WHAT YOU SHOULD DO: What is the number of lines in the entries below that include the word "مجهول"? Provide the number only.

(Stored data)
****************************************
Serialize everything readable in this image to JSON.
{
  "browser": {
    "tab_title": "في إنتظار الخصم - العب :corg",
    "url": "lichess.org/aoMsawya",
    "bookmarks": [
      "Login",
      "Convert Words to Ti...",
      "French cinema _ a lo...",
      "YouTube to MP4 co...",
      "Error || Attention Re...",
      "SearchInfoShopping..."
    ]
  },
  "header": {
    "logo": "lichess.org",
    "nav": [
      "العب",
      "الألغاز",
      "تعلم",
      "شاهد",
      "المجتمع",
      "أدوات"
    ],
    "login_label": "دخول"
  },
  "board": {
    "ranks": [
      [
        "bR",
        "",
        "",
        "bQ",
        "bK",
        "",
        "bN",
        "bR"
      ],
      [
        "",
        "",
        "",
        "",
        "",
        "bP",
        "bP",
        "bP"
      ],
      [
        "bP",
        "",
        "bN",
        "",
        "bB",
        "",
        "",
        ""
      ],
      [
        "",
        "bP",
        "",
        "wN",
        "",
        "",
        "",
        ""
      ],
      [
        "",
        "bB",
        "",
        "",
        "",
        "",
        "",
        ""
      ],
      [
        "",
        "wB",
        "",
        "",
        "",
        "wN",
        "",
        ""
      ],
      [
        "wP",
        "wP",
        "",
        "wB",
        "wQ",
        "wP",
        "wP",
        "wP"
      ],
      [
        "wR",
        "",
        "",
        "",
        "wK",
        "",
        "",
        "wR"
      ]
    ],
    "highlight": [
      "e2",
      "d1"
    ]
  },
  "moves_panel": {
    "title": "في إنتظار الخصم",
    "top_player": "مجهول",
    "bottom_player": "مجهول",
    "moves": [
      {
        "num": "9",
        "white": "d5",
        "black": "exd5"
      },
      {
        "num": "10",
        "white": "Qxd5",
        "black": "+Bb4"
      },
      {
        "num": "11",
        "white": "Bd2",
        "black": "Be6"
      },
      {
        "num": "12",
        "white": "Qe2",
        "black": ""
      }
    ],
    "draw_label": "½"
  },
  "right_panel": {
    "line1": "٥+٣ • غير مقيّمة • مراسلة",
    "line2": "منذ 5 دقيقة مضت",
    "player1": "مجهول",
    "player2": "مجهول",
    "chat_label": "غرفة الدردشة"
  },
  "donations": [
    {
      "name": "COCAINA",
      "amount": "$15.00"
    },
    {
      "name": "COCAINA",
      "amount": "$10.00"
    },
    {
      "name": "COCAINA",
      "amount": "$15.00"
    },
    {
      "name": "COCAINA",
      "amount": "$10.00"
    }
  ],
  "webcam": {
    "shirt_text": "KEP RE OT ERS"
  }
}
****************************************
RESULT BELOW: 4